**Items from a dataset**
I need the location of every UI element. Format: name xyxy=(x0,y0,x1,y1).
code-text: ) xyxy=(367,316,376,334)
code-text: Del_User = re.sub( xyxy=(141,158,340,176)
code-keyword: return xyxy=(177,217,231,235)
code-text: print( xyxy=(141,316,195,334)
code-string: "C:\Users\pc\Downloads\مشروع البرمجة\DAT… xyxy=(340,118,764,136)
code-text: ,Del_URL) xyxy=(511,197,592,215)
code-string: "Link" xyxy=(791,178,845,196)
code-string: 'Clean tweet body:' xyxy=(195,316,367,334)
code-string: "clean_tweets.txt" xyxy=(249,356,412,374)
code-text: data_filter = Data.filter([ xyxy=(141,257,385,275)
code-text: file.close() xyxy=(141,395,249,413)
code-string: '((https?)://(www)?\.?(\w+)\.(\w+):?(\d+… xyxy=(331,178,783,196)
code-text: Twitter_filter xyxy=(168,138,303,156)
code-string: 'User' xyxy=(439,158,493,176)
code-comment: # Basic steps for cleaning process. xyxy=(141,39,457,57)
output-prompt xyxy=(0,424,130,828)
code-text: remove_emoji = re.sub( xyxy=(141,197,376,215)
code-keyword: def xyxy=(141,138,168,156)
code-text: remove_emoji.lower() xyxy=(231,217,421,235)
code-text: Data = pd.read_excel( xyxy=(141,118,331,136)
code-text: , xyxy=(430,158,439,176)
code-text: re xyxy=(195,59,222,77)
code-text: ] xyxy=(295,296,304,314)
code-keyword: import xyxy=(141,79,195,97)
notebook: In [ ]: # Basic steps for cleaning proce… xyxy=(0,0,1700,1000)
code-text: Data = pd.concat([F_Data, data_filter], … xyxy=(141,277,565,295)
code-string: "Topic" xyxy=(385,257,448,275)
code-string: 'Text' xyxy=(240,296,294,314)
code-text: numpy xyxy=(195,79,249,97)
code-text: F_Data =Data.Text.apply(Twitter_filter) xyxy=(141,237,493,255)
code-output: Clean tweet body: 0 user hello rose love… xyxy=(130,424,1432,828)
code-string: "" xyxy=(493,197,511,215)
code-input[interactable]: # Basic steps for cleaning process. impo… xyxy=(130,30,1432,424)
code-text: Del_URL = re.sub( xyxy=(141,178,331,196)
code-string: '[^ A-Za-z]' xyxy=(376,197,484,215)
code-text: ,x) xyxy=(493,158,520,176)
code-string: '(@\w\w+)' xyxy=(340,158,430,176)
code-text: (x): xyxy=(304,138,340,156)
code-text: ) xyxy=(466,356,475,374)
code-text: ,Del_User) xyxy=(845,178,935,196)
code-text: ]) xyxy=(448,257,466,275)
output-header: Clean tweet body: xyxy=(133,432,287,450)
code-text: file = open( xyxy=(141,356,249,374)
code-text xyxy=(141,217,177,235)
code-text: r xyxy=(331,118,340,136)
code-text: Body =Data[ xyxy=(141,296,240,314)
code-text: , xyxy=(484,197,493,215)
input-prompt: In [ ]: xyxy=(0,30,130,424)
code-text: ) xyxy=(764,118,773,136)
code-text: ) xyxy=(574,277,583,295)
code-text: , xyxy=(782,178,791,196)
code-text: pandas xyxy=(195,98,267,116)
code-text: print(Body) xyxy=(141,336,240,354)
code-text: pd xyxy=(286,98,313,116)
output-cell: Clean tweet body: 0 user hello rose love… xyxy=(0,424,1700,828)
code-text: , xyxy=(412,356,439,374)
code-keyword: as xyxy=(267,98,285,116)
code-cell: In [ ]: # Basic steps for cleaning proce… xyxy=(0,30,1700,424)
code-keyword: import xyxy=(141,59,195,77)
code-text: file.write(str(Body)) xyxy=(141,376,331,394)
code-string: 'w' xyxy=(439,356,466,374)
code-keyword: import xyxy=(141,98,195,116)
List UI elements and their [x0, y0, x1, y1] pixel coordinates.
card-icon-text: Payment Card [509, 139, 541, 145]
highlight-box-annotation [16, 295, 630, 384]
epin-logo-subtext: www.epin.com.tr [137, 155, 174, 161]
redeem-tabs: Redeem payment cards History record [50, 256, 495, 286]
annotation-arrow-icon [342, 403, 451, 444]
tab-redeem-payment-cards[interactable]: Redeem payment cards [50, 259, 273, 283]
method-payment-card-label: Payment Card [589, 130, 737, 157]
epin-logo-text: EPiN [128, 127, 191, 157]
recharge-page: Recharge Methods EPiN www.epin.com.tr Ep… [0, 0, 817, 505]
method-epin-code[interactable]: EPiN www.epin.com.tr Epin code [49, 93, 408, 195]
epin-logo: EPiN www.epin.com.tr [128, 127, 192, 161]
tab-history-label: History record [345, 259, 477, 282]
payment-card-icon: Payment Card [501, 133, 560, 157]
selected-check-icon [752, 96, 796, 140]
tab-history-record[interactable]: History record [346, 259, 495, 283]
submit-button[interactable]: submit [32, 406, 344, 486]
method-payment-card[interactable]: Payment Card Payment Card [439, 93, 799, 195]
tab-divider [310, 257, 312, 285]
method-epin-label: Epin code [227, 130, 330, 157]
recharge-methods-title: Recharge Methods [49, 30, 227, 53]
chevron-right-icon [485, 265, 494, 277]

**Brief**
Copy every line of the data above word for word, without changing anything.

**Reply**
I need the location of every UI element. Format: name xyxy=(x0,y0,x1,y1).
code-text: ) xyxy=(367,316,376,334)
code-text: Del_User = re.sub( xyxy=(141,158,340,176)
code-keyword: return xyxy=(177,217,231,235)
code-text: print( xyxy=(141,316,195,334)
code-string: "C:\Users\pc\Downloads\مشروع البرمجة\DAT… xyxy=(340,118,764,136)
code-text: ,Del_URL) xyxy=(511,197,592,215)
code-string: "Link" xyxy=(791,178,845,196)
code-string: 'Clean tweet body:' xyxy=(195,316,367,334)
code-string: "clean_tweets.txt" xyxy=(249,356,412,374)
code-text: data_filter = Data.filter([ xyxy=(141,257,385,275)
code-text: file.close() xyxy=(141,395,249,413)
code-string: '((https?)://(www)?\.?(\w+)\.(\w+):?(\d+… xyxy=(331,178,783,196)
code-text: Twitter_filter xyxy=(168,138,303,156)
code-string: 'User' xyxy=(439,158,493,176)
code-comment: # Basic steps for cleaning process. xyxy=(141,39,457,57)
output-prompt xyxy=(0,424,130,828)
code-text: remove_emoji = re.sub( xyxy=(141,197,376,215)
code-keyword: def xyxy=(141,138,168,156)
code-text: remove_emoji.lower() xyxy=(231,217,421,235)
code-text: Data = pd.read_excel( xyxy=(141,118,331,136)
code-text: , xyxy=(430,158,439,176)
code-text: re xyxy=(195,59,222,77)
code-text: ] xyxy=(295,296,304,314)
code-keyword: import xyxy=(141,79,195,97)
notebook: In [ ]: # Basic steps for cleaning proce… xyxy=(0,0,1700,1000)
code-text: Data = pd.concat([F_Data, data_filter], … xyxy=(141,277,565,295)
code-string: "Topic" xyxy=(385,257,448,275)
code-string: 'Text' xyxy=(240,296,294,314)
code-text: numpy xyxy=(195,79,249,97)
code-text: F_Data =Data.Text.apply(Twitter_filter) xyxy=(141,237,493,255)
code-output: Clean tweet body: 0 user hello rose love… xyxy=(130,424,1432,828)
code-string: "" xyxy=(493,197,511,215)
code-input[interactable]: # Basic steps for cleaning process. impo… xyxy=(130,30,1432,424)
code-text: Del_URL = re.sub( xyxy=(141,178,331,196)
code-string: '[^ A-Za-z]' xyxy=(376,197,484,215)
code-text: ,x) xyxy=(493,158,520,176)
code-string: '(@\w\w+)' xyxy=(340,158,430,176)
code-text: (x): xyxy=(304,138,340,156)
code-text: ) xyxy=(466,356,475,374)
code-text: ,Del_User) xyxy=(845,178,935,196)
code-text: ]) xyxy=(448,257,466,275)
output-header: Clean tweet body: xyxy=(133,432,287,450)
code-text: file = open( xyxy=(141,356,249,374)
code-text xyxy=(141,217,177,235)
code-text: r xyxy=(331,118,340,136)
code-text: Body =Data[ xyxy=(141,296,240,314)
code-text: , xyxy=(484,197,493,215)
input-prompt: In [ ]: xyxy=(0,30,130,424)
code-text: ) xyxy=(764,118,773,136)
code-text: ) xyxy=(574,277,583,295)
code-text: , xyxy=(782,178,791,196)
code-text: pandas xyxy=(195,98,267,116)
code-text: print(Body) xyxy=(141,336,240,354)
code-text: pd xyxy=(286,98,313,116)
output-cell: Clean tweet body: 0 user hello rose love… xyxy=(0,424,1700,828)
code-text: , xyxy=(412,356,439,374)
code-keyword: as xyxy=(267,98,285,116)
code-cell: In [ ]: # Basic steps for cleaning proce… xyxy=(0,30,1700,424)
code-keyword: import xyxy=(141,59,195,77)
code-text: file.write(str(Body)) xyxy=(141,376,331,394)
code-string: 'w' xyxy=(439,356,466,374)
code-keyword: import xyxy=(141,98,195,116)
List UI elements and their [x0, y0, x1, y1] pixel coordinates.
card-icon-text: Payment Card [509, 139, 541, 145]
highlight-box-annotation [16, 295, 630, 384]
epin-logo-subtext: www.epin.com.tr [137, 155, 174, 161]
redeem-tabs: Redeem payment cards History record [50, 256, 495, 286]
annotation-arrow-icon [342, 403, 451, 444]
tab-redeem-payment-cards[interactable]: Redeem payment cards [50, 259, 273, 283]
method-payment-card-label: Payment Card [589, 130, 737, 157]
epin-logo-text: EPiN [128, 127, 191, 157]
recharge-page: Recharge Methods EPiN www.epin.com.tr Ep… [0, 0, 817, 505]
method-epin-code[interactable]: EPiN www.epin.com.tr Epin code [49, 93, 408, 195]
epin-logo: EPiN www.epin.com.tr [128, 127, 192, 161]
tab-history-label: History record [345, 259, 477, 282]
payment-card-icon: Payment Card [501, 133, 560, 157]
selected-check-icon [752, 96, 796, 140]
tab-history-record[interactable]: History record [346, 259, 495, 283]
submit-button[interactable]: submit [32, 406, 344, 486]
method-payment-card[interactable]: Payment Card Payment Card [439, 93, 799, 195]
tab-divider [310, 257, 312, 285]
method-epin-label: Epin code [227, 130, 330, 157]
recharge-methods-title: Recharge Methods [49, 30, 227, 53]
chevron-right-icon [485, 265, 494, 277]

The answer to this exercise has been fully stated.